Task to carry out:
The listing below is to be output in its exact form.

=====

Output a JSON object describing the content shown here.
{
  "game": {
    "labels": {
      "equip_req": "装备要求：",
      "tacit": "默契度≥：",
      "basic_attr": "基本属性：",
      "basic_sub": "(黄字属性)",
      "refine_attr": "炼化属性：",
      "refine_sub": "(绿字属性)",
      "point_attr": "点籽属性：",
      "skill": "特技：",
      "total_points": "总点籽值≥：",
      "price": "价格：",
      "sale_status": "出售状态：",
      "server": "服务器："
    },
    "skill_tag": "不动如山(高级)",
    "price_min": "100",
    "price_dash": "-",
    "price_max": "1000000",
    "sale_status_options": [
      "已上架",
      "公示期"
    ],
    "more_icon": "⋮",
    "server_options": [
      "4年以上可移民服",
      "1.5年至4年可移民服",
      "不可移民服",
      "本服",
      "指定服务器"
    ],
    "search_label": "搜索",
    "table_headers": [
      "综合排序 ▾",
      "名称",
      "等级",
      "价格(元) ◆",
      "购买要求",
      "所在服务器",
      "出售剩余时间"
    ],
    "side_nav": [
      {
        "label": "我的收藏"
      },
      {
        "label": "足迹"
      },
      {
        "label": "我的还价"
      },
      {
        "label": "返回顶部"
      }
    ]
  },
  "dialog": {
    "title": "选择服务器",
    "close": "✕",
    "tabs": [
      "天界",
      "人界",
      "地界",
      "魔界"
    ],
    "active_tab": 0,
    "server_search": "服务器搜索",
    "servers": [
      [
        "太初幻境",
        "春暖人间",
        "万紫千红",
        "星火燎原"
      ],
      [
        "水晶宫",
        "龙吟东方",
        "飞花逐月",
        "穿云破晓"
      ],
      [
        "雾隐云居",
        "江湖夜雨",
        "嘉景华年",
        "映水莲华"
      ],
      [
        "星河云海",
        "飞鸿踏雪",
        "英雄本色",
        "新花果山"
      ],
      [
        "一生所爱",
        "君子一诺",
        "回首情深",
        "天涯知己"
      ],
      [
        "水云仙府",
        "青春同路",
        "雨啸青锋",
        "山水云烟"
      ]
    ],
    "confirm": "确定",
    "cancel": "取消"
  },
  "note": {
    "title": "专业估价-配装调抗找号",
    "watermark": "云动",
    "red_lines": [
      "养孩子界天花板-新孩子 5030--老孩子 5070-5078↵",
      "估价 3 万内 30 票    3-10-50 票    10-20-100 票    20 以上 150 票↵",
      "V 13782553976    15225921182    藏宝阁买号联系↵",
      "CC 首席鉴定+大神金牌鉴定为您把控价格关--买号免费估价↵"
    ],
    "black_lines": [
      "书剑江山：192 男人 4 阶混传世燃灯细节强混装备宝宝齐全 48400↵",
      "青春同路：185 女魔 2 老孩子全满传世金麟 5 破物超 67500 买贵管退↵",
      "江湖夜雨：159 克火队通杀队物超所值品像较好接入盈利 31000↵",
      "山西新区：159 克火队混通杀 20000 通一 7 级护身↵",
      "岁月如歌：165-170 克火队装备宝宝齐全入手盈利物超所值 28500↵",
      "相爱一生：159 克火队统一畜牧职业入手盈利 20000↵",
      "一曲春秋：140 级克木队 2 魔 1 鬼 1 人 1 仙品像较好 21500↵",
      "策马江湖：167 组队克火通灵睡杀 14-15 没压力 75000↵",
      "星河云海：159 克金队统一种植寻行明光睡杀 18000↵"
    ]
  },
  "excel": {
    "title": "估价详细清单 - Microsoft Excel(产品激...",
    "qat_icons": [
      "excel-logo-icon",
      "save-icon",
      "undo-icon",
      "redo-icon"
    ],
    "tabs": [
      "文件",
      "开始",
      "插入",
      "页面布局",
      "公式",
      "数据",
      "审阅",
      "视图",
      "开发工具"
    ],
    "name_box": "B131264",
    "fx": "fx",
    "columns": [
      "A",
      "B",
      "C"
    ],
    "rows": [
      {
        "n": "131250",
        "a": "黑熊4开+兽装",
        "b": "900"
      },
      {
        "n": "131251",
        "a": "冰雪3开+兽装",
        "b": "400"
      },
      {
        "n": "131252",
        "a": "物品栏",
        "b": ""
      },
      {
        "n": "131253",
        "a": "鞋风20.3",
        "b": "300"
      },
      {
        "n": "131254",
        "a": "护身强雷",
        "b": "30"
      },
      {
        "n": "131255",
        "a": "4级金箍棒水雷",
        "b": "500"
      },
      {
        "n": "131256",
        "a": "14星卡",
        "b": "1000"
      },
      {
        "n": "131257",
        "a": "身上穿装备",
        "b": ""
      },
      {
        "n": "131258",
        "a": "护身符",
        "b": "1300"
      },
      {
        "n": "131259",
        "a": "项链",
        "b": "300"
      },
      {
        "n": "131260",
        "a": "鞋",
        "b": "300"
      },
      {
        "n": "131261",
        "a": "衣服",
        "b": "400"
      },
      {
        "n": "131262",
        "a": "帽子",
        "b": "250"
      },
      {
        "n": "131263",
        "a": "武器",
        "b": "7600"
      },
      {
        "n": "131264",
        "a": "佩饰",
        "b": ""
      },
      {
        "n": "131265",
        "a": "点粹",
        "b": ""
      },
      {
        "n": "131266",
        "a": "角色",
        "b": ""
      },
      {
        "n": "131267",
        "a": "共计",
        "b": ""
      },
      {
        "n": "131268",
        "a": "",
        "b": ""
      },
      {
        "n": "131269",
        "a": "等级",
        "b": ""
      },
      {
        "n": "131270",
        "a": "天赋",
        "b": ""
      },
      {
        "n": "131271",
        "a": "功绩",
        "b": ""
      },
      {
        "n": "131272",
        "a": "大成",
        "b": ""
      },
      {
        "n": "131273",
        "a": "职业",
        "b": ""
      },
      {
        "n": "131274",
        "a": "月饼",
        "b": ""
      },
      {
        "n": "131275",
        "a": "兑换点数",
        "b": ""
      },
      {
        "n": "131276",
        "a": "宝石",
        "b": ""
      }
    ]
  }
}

=====

Finished task:
Output a JSON object describing the content shown here.
{
  "game": {
    "labels": {
      "equip_req": "装备要求：",
      "tacit": "默契度≥：",
      "basic_attr": "基本属性：",
      "basic_sub": "(黄字属性)",
      "refine_attr": "炼化属性：",
      "refine_sub": "(绿字属性)",
      "point_attr": "点籽属性：",
      "skill": "特技：",
      "total_points": "总点籽值≥：",
      "price": "价格：",
      "sale_status": "出售状态：",
      "server": "服务器："
    },
    "skill_tag": "不动如山(高级)",
    "price_min": "100",
    "price_dash": "-",
    "price_max": "1000000",
    "sale_status_options": [
      "已上架",
      "公示期"
    ],
    "more_icon": "⋮",
    "server_options": [
      "4年以上可移民服",
      "1.5年至4年可移民服",
      "不可移民服",
      "本服",
      "指定服务器"
    ],
    "search_label": "搜索",
    "table_headers": [
      "综合排序 ▾",
      "名称",
      "等级",
      "价格(元) ◆",
      "购买要求",
      "所在服务器",
      "出售剩余时间"
    ],
    "side_nav": [
      {
        "label": "我的收藏"
      },
      {
        "label": "足迹"
      },
      {
        "label": "我的还价"
      },
      {
        "label": "返回顶部"
      }
    ]
  },
  "dialog": {
    "title": "选择服务器",
    "close": "✕",
    "tabs": [
      "天界",
      "人界",
      "地界",
      "魔界"
    ],
    "active_tab": 0,
    "server_search": "服务器搜索",
    "servers": [
      [
        "太初幻境",
        "春暖人间",
        "万紫千红",
        "星火燎原"
      ],
      [
        "水晶宫",
        "龙吟东方",
        "飞花逐月",
        "穿云破晓"
      ],
      [
        "雾隐云居",
        "江湖夜雨",
        "嘉景华年",
        "映水莲华"
      ],
      [
        "星河云海",
        "飞鸿踏雪",
        "英雄本色",
        "新花果山"
      ],
      [
        "一生所爱",
        "君子一诺",
        "回首情深",
        "天涯知己"
      ],
      [
        "水云仙府",
        "青春同路",
        "雨啸青锋",
        "山水云烟"
      ]
    ],
    "confirm": "确定",
    "cancel": "取消"
  },
  "note": {
    "title": "专业估价-配装调抗找号",
    "watermark": "云动",
    "red_lines": [
      "养孩子界天花板-新孩子 5030--老孩子 5070-5078↵",
      "估价 3 万内 30 票    3-10-50 票    10-20-100 票    20 以上 150 票↵",
      "V 13782553976    15225921182    藏宝阁买号联系↵",
      "CC 首席鉴定+大神金牌鉴定为您把控价格关--买号免费估价↵"
    ],
    "black_lines": [
      "书剑江山：192 男人 4 阶混传世燃灯细节强混装备宝宝齐全 48400↵",
      "青春同路：185 女魔 2 老孩子全满传世金麟 5 破物超 67500 买贵管退↵",
      "江湖夜雨：159 克火队通杀队物超所值品像较好接入盈利 31000↵",
      "山西新区：159 克火队混通杀 20000 通一 7 级护身↵",
      "岁月如歌：165-170 克火队装备宝宝齐全入手盈利物超所值 28500↵",
      "相爱一生：159 克火队统一畜牧职业入手盈利 20000↵",
      "一曲春秋：140 级克木队 2 魔 1 鬼 1 人 1 仙品像较好 21500↵",
      "策马江湖：167 组队克火通灵睡杀 14-15 没压力 75000↵",
      "星河云海：159 克金队统一种植寻行明光睡杀 18000↵"
    ]
  },
  "excel": {
    "title": "估价详细清单 - Microsoft Excel(产品激...",
    "qat_icons": [
      "excel-logo-icon",
      "save-icon",
      "undo-icon",
      "redo-icon"
    ],
    "tabs": [
      "文件",
      "开始",
      "插入",
      "页面布局",
      "公式",
      "数据",
      "审阅",
      "视图",
      "开发工具"
    ],
    "name_box": "B131264",
    "fx": "fx",
    "columns": [
      "A",
      "B",
      "C"
    ],
    "rows": [
      {
        "n": "131250",
        "a": "黑熊4开+兽装",
        "b": "900"
      },
      {
        "n": "131251",
        "a": "冰雪3开+兽装",
        "b": "400"
      },
      {
        "n": "131252",
        "a": "物品栏",
        "b": ""
      },
      {
        "n": "131253",
        "a": "鞋风20.3",
        "b": "300"
      },
      {
        "n": "131254",
        "a": "护身强雷",
        "b": "30"
      },
      {
        "n": "131255",
        "a": "4级金箍棒水雷",
        "b": "500"
      },
      {
        "n": "131256",
        "a": "14星卡",
        "b": "1000"
      },
      {
        "n": "131257",
        "a": "身上穿装备",
        "b": ""
      },
      {
        "n": "131258",
        "a": "护身符",
        "b": "1300"
      },
      {
        "n": "131259",
        "a": "项链",
        "b": "300"
      },
      {
        "n": "131260",
        "a": "鞋",
        "b": "300"
      },
      {
        "n": "131261",
        "a": "衣服",
        "b": "400"
      },
      {
        "n": "131262",
        "a": "帽子",
        "b": "250"
      },
      {
        "n": "131263",
        "a": "武器",
        "b": "7600"
      },
      {
        "n": "131264",
        "a": "佩饰",
        "b": ""
      },
      {
        "n": "131265",
        "a": "点粹",
        "b": ""
      },
      {
        "n": "131266",
        "a": "角色",
        "b": ""
      },
      {
        "n": "131267",
        "a": "共计",
        "b": ""
      },
      {
        "n": "131268",
        "a": "",
        "b": ""
      },
      {
        "n": "131269",
        "a": "等级",
        "b": ""
      },
      {
        "n": "131270",
        "a": "天赋",
        "b": ""
      },
      {
        "n": "131271",
        "a": "功绩",
        "b": ""
      },
      {
        "n": "131272",
        "a": "大成",
        "b": ""
      },
      {
        "n": "131273",
        "a": "职业",
        "b": ""
      },
      {
        "n": "131274",
        "a": "月饼",
        "b": ""
      },
      {
        "n": "131275",
        "a": "兑换点数",
        "b": ""
      },
      {
        "n": "131276",
        "a": "宝石",
        "b": ""
      }
    ]
  }
}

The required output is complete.